[Saved entries]
..........

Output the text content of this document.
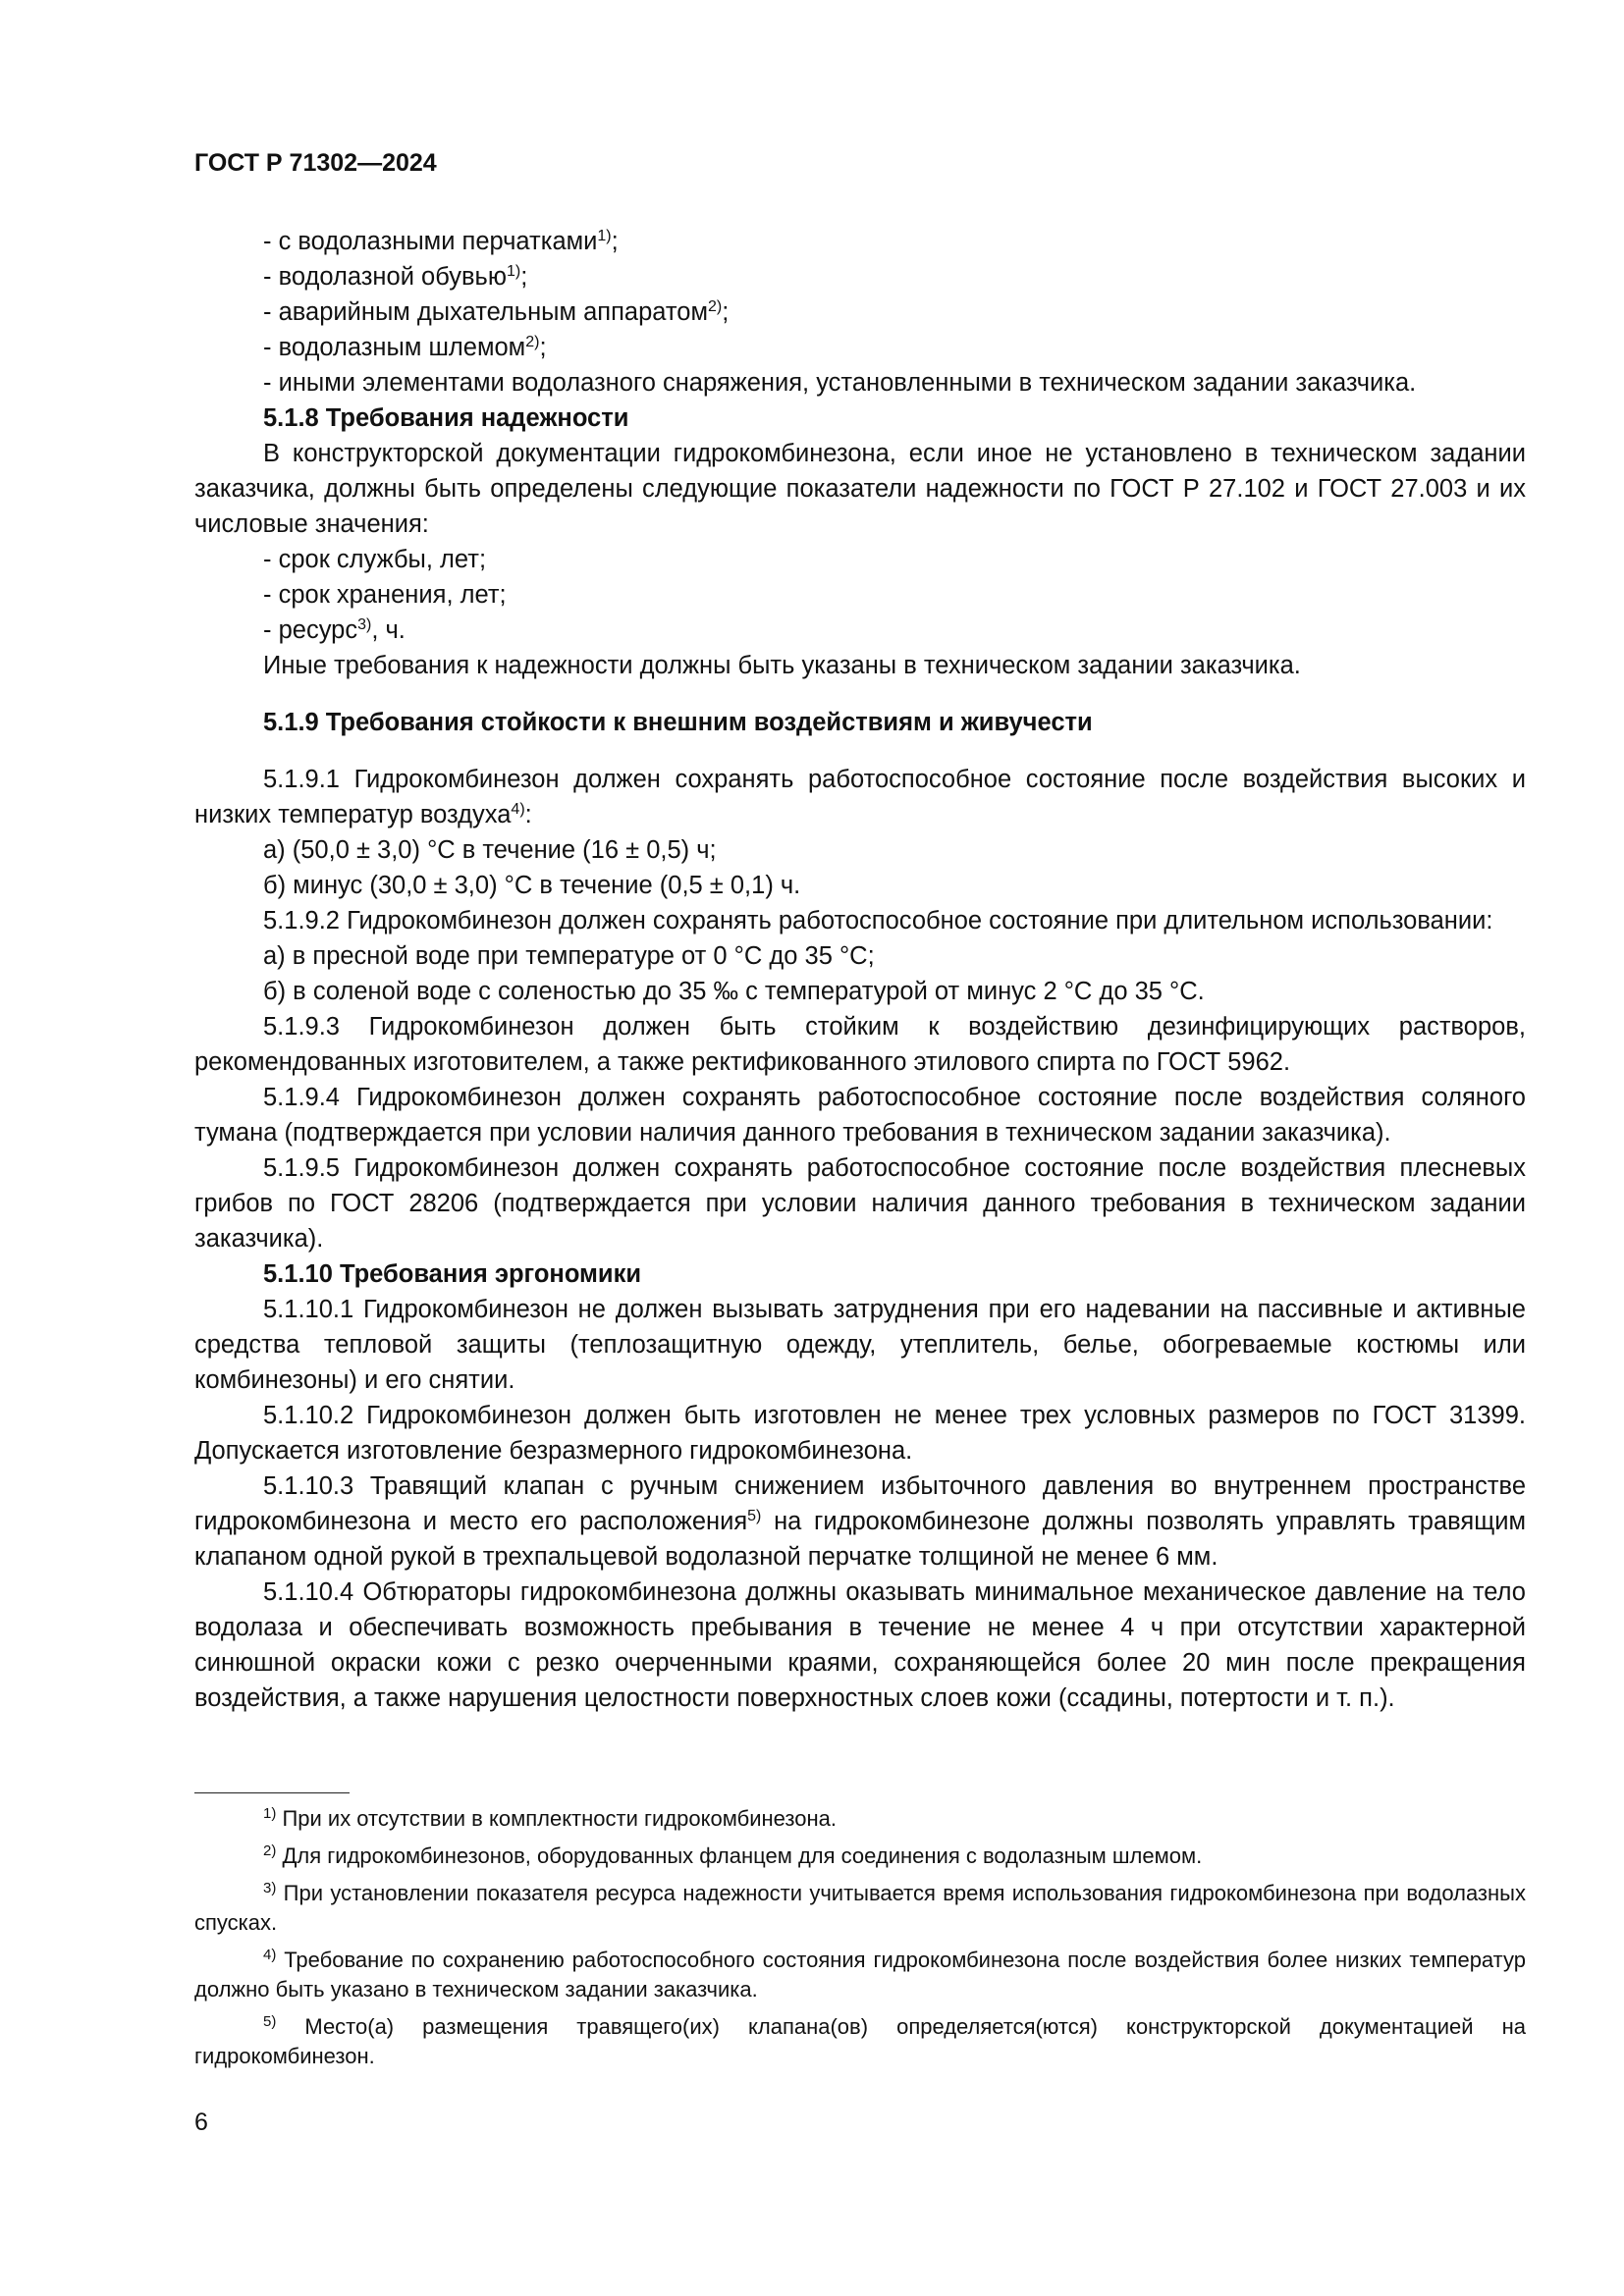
ГОСТ Р 71302—2024

- с водолазными перчатками$^{1)}$;

- водолазной обувью$^{1)}$;

- аварийным дыхательным аппаратом$^{2)}$;

- водолазным шлемом$^{2)}$;

- иными элементами водолазного снаряжения, установленными в техническом задании заказчика.

5.1.8 Требования надежности

В конструкторской документации гидрокомбинезона, если иное не установлено в техническом задании заказчика, должны быть определены следующие показатели надежности по ГОСТ Р 27.102 и ГОСТ 27.003 и их числовые значения:

- срок службы, лет;

- срок хранения, лет;

- ресурс$^{3)}$, ч.

Иные требования к надежности должны быть указаны в техническом задании заказчика.

5.1.9 Требования стойкости к внешним воздействиям и живучести

5.1.9.1 Гидрокомбинезон должен сохранять работоспособное состояние после воздействия высоких и низких температур воздуха$^{4)}$:

а) (50,0 ± 3,0) °С в течение (16 ± 0,5) ч;

б) минус (30,0 ± 3,0) °С в течение (0,5 ± 0,1) ч.

5.1.9.2 Гидрокомбинезон должен сохранять работоспособное состояние при длительном использовании:

а) в пресной воде при температуре от 0 °С до 35 °С;

б) в соленой воде с соленостью до 35 ‰ с температурой от минус 2 °С до 35 °С.

5.1.9.3 Гидрокомбинезон должен быть стойким к воздействию дезинфицирующих растворов, рекомендованных изготовителем, а также ректификованного этилового спирта по ГОСТ 5962.

5.1.9.4 Гидрокомбинезон должен сохранять работоспособное состояние после воздействия соляного тумана (подтверждается при условии наличия данного требования в техническом задании заказчика).

5.1.9.5 Гидрокомбинезон должен сохранять работоспособное состояние после воздействия плесневых грибов по ГОСТ 28206 (подтверждается при условии наличия данного требования в техническом задании заказчика).

5.1.10 Требования эргономики

5.1.10.1 Гидрокомбинезон не должен вызывать затруднения при его надевании на пассивные и активные средства тепловой защиты (теплозащитную одежду, утеплитель, белье, обогреваемые костюмы или комбинезоны) и его снятии.

5.1.10.2 Гидрокомбинезон должен быть изготовлен не менее трех условных размеров по ГОСТ 31399. Допускается изготовление безразмерного гидрокомбинезона.

5.1.10.3 Травящий клапан с ручным снижением избыточного давления во внутреннем пространстве гидрокомбинезона и место его расположения$^{5)}$ на гидрокомбинезоне должны позволять управлять травящим клапаном одной рукой в трехпальцевой водолазной перчатке толщиной не менее 6 мм.

5.1.10.4 Обтюраторы гидрокомбинезона должны оказывать минимальное механическое давление на тело водолаза и обеспечивать возможность пребывания в течение не менее 4 ч при отсутствии характерной синюшной окраски кожи с резко очерченными краями, сохраняющейся более 20 мин после прекращения воздействия, а также нарушения целостности поверхностных слоев кожи (ссадины, потертости и т. п.).

$^{1)}$ При их отсутствии в комплектности гидрокомбинезона.

$^{2)}$ Для гидрокомбинезонов, оборудованных фланцем для соединения с водолазным шлемом.

$^{3)}$ При установлении показателя ресурса надежности учитывается время использования гидрокомбинезона при водолазных спусках.

$^{4)}$ Требование по сохранению работоспособного состояния гидрокомбинезона после воздействия более низких температур должно быть указано в техническом задании заказчика.

$^{5)}$ Место(а) размещения травящего(их) клапана(ов) определяется(ются) конструкторской документацией на гидрокомбинезон.

6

..........

## Required work
Retype every record above exactly as written, but leave out the pictures.

## Full output
Output the text content of this document.
ГОСТ Р 71302—2024

- с водолазными перчатками$^{1)}$;

- водолазной обувью$^{1)}$;

- аварийным дыхательным аппаратом$^{2)}$;

- водолазным шлемом$^{2)}$;

- иными элементами водолазного снаряжения, установленными в техническом задании заказчика.

5.1.8 Требования надежности

В конструкторской документации гидрокомбинезона, если иное не установлено в техническом задании заказчика, должны быть определены следующие показатели надежности по ГОСТ Р 27.102 и ГОСТ 27.003 и их числовые значения:

- срок службы, лет;

- срок хранения, лет;

- ресурс$^{3)}$, ч.

Иные требования к надежности должны быть указаны в техническом задании заказчика.

5.1.9 Требования стойкости к внешним воздействиям и живучести

5.1.9.1 Гидрокомбинезон должен сохранять работоспособное состояние после воздействия высоких и низких температур воздуха$^{4)}$:

а) (50,0 ± 3,0) °С в течение (16 ± 0,5) ч;

б) минус (30,0 ± 3,0) °С в течение (0,5 ± 0,1) ч.

5.1.9.2 Гидрокомбинезон должен сохранять работоспособное состояние при длительном использовании:

а) в пресной воде при температуре от 0 °С до 35 °С;

б) в соленой воде с соленостью до 35 ‰ с температурой от минус 2 °С до 35 °С.

5.1.9.3 Гидрокомбинезон должен быть стойким к воздействию дезинфицирующих растворов, рекомендованных изготовителем, а также ректификованного этилового спирта по ГОСТ 5962.

5.1.9.4 Гидрокомбинезон должен сохранять работоспособное состояние после воздействия соляного тумана (подтверждается при условии наличия данного требования в техническом задании заказчика).

5.1.9.5 Гидрокомбинезон должен сохранять работоспособное состояние после воздействия плесневых грибов по ГОСТ 28206 (подтверждается при условии наличия данного требования в техническом задании заказчика).

5.1.10 Требования эргономики

5.1.10.1 Гидрокомбинезон не должен вызывать затруднения при его надевании на пассивные и активные средства тепловой защиты (теплозащитную одежду, утеплитель, белье, обогреваемые костюмы или комбинезоны) и его снятии.

5.1.10.2 Гидрокомбинезон должен быть изготовлен не менее трех условных размеров по ГОСТ 31399. Допускается изготовление безразмерного гидрокомбинезона.

5.1.10.3 Травящий клапан с ручным снижением избыточного давления во внутреннем пространстве гидрокомбинезона и место его расположения$^{5)}$ на гидрокомбинезоне должны позволять управлять травящим клапаном одной рукой в трехпальцевой водолазной перчатке толщиной не менее 6 мм.

5.1.10.4 Обтюраторы гидрокомбинезона должны оказывать минимальное механическое давление на тело водолаза и обеспечивать возможность пребывания в течение не менее 4 ч при отсутствии характерной синюшной окраски кожи с резко очерченными краями, сохраняющейся более 20 мин после прекращения воздействия, а также нарушения целостности поверхностных слоев кожи (ссадины, потертости и т. п.).

$^{1)}$ При их отсутствии в комплектности гидрокомбинезона.

$^{2)}$ Для гидрокомбинезонов, оборудованных фланцем для соединения с водолазным шлемом.

$^{3)}$ При установлении показателя ресурса надежности учитывается время использования гидрокомбинезона при водолазных спусках.

$^{4)}$ Требование по сохранению работоспособного состояния гидрокомбинезона после воздействия более низких температур должно быть указано в техническом задании заказчика.

$^{5)}$ Место(а) размещения травящего(их) клапана(ов) определяется(ются) конструкторской документацией на гидрокомбинезон.

6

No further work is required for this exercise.